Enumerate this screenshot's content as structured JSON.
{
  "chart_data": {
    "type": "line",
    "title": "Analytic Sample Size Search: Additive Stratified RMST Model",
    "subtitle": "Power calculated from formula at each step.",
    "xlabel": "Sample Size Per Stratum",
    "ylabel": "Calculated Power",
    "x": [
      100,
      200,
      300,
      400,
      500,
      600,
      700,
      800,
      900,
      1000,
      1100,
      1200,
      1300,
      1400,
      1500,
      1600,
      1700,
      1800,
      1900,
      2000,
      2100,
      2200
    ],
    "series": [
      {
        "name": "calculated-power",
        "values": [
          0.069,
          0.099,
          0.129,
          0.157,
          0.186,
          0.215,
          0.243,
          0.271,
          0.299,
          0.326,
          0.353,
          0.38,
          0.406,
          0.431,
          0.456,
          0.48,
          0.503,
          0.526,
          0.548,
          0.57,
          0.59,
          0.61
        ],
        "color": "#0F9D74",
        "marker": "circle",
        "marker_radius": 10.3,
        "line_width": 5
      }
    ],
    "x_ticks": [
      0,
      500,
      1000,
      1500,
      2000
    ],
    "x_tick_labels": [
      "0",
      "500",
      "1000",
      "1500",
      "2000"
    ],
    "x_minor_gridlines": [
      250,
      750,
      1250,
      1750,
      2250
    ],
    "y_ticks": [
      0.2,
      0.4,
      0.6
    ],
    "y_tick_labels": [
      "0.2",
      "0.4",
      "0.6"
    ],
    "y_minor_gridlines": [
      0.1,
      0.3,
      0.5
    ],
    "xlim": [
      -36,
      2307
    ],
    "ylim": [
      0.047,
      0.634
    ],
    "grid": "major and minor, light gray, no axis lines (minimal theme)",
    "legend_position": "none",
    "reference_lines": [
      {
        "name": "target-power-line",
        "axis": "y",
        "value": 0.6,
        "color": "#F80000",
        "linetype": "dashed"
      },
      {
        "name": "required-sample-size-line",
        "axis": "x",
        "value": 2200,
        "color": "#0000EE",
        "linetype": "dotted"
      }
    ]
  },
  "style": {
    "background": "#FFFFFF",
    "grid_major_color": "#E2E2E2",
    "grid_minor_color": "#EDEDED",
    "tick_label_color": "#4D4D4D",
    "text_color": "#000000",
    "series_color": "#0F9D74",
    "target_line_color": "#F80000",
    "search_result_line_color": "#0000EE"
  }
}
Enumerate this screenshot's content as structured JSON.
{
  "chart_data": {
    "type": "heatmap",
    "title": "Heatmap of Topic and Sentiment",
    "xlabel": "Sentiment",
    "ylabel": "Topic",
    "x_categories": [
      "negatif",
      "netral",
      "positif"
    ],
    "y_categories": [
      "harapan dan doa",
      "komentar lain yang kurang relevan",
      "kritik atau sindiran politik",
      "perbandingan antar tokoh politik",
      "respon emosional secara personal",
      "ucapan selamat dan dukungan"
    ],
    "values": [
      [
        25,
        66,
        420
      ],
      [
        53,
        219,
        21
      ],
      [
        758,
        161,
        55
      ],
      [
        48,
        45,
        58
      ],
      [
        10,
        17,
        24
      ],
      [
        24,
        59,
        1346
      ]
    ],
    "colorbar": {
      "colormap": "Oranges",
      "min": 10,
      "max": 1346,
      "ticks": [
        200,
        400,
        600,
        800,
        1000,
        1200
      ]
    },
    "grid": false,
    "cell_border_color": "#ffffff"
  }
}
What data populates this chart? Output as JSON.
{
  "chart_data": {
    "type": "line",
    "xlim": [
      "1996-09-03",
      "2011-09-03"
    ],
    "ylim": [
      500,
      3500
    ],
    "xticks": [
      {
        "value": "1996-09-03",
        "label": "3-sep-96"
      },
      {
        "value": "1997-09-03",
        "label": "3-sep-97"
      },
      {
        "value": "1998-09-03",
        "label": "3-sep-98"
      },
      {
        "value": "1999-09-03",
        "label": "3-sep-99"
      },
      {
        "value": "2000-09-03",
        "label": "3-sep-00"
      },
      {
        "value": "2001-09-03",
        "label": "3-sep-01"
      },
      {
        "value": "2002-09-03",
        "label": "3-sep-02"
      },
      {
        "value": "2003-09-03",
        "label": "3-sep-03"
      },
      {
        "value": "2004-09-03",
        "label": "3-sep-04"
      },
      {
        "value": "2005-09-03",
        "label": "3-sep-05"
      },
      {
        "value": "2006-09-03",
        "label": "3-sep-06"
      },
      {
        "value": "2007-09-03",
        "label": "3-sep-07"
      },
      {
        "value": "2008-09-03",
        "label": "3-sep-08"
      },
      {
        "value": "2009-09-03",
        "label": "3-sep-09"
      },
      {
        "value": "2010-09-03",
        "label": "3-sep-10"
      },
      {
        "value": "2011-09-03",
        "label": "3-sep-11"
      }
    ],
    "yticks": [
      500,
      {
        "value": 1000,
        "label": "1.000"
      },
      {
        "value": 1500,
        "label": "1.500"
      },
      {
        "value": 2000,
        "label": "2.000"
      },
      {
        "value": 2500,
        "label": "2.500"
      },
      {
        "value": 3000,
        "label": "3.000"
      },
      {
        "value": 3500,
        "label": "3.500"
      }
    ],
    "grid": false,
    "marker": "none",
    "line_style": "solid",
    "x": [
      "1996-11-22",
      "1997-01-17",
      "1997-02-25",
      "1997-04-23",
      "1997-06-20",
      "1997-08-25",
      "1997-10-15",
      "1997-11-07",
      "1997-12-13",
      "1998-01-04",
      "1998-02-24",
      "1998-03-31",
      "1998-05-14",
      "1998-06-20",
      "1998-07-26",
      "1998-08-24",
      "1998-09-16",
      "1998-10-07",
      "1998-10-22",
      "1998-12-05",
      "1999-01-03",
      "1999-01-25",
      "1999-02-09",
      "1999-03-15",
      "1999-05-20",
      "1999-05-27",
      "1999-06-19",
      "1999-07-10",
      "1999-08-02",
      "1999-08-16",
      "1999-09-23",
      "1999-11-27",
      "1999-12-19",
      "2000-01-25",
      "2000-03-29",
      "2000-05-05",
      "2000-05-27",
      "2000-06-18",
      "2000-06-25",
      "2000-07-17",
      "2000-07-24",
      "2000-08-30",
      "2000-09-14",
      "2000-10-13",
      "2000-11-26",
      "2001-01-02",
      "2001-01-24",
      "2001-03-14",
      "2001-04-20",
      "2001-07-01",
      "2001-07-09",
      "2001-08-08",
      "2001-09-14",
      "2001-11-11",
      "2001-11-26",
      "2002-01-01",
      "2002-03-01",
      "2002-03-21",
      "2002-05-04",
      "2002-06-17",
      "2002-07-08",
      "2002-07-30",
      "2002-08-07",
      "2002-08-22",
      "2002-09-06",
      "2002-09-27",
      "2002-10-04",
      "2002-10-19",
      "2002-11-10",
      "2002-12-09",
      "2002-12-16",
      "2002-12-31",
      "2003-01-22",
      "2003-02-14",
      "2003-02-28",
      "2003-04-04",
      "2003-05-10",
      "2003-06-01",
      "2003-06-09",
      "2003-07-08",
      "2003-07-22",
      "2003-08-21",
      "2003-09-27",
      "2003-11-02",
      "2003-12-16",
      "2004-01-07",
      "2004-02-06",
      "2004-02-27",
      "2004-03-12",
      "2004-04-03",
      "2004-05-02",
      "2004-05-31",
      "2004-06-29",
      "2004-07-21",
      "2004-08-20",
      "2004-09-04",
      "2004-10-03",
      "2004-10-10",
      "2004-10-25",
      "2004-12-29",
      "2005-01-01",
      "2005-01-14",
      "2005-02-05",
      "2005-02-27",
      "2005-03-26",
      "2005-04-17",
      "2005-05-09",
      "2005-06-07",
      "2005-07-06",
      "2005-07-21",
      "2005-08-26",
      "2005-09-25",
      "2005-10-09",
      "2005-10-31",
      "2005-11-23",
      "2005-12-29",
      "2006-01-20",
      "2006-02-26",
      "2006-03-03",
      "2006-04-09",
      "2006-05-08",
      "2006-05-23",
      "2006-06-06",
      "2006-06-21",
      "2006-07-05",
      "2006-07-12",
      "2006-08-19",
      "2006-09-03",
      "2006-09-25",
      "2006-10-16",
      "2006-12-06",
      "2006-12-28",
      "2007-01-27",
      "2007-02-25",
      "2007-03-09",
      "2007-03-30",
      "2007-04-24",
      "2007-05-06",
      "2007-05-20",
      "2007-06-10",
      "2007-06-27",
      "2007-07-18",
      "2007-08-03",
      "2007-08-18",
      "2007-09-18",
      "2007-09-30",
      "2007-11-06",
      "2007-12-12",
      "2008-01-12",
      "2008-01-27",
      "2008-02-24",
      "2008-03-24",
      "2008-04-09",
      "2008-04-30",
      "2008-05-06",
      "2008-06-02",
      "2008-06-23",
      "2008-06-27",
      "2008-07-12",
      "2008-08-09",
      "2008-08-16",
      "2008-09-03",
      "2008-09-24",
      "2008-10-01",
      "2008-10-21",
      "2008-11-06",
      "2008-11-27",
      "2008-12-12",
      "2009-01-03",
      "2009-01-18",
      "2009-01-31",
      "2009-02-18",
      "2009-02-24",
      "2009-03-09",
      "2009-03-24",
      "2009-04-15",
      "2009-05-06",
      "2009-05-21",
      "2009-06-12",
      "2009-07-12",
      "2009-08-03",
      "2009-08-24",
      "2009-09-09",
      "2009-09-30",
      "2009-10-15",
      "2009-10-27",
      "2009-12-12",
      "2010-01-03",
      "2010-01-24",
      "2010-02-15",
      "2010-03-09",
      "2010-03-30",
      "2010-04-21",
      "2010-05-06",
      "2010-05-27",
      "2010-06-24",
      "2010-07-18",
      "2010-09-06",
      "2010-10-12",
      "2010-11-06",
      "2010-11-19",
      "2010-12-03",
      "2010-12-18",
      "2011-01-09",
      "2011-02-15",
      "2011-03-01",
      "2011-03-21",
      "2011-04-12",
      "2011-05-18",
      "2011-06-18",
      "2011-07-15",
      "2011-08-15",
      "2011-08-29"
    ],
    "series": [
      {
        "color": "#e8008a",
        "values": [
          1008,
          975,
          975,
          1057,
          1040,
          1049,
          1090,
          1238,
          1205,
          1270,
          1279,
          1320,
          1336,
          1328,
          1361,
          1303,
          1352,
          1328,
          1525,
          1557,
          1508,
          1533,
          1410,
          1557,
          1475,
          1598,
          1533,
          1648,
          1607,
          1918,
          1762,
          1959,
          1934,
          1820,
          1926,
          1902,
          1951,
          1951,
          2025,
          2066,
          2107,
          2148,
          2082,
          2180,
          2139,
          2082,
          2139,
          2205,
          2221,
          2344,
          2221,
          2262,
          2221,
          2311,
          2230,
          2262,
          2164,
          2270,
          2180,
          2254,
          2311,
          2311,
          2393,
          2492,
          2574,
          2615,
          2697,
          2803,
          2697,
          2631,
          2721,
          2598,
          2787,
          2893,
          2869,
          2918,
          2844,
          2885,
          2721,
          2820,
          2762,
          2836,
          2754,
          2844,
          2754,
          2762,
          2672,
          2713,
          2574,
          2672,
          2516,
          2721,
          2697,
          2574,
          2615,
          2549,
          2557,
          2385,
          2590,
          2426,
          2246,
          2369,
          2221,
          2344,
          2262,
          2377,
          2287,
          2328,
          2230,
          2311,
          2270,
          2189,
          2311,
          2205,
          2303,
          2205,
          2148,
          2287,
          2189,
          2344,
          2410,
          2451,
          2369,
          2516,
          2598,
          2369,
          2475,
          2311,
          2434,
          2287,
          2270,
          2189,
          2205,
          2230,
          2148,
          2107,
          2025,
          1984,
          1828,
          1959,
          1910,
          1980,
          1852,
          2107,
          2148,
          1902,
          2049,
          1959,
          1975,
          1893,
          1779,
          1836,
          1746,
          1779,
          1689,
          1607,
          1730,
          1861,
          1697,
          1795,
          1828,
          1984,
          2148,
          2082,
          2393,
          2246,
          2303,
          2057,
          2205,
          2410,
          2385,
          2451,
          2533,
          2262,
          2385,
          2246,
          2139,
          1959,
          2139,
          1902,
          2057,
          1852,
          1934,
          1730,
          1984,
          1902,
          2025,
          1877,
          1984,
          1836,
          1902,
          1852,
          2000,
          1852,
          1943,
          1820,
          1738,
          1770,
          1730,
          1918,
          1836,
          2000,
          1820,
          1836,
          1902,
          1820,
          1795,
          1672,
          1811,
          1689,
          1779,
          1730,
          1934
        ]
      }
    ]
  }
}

◆ ◆ ◆

**What is being asked:** Report how many lines in this data include the string "politik", and nothing else.

**Result:** 2